• [STATED GOAL] Using the records below, locate all lines containing "cold" and return them.

(Extracted data entries)

┌────────

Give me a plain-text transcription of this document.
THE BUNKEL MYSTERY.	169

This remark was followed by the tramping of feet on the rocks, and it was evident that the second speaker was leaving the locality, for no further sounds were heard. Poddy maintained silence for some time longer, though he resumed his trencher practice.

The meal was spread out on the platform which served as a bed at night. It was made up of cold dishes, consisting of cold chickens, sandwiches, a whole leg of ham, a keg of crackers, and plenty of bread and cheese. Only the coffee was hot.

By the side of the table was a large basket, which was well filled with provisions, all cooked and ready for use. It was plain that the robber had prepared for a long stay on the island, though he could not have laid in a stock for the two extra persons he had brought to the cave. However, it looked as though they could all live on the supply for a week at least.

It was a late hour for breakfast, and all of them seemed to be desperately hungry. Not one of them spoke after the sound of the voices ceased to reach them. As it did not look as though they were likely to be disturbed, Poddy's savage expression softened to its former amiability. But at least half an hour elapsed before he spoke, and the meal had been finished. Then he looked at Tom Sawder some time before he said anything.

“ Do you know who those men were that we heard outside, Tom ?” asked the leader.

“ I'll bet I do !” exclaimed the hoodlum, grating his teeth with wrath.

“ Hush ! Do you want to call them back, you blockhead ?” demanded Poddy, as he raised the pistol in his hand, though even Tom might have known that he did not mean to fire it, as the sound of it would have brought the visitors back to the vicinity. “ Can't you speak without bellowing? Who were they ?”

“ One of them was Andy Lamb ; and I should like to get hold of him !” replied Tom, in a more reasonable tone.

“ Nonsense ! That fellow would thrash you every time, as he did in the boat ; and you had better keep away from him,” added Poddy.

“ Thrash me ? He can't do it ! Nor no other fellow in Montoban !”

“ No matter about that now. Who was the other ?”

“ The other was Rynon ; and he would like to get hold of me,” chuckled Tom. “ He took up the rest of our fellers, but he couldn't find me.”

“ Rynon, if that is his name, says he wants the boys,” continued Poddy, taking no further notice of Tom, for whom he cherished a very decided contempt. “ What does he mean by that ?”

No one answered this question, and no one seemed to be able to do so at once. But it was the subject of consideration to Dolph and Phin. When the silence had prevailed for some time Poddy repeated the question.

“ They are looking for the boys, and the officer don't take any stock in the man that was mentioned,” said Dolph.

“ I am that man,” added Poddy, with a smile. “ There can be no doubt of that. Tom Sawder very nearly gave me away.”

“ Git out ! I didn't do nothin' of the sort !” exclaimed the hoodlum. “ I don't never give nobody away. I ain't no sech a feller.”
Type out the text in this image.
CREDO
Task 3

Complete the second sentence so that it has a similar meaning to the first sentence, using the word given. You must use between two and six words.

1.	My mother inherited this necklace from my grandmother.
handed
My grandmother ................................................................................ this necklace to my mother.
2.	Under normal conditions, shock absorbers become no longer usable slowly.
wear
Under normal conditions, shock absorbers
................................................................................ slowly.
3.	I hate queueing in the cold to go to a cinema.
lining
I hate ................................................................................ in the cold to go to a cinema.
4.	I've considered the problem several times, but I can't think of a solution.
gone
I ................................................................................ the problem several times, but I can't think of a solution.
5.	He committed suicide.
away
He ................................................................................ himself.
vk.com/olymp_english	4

└────────

• [WRITTEN RESPONSE]
The meal was spread out on the platform which served as a bed at night. It was made up of cold dishes, consisting of cold chickens, sandwiches, a whole leg of ham, a keg of crackers, and plenty of bread and cheese. Only the coffee was hot.
3.	I hate queueing in the cold to go to a cinema.
I hate ................................................................................ in the cold to go to a cinema.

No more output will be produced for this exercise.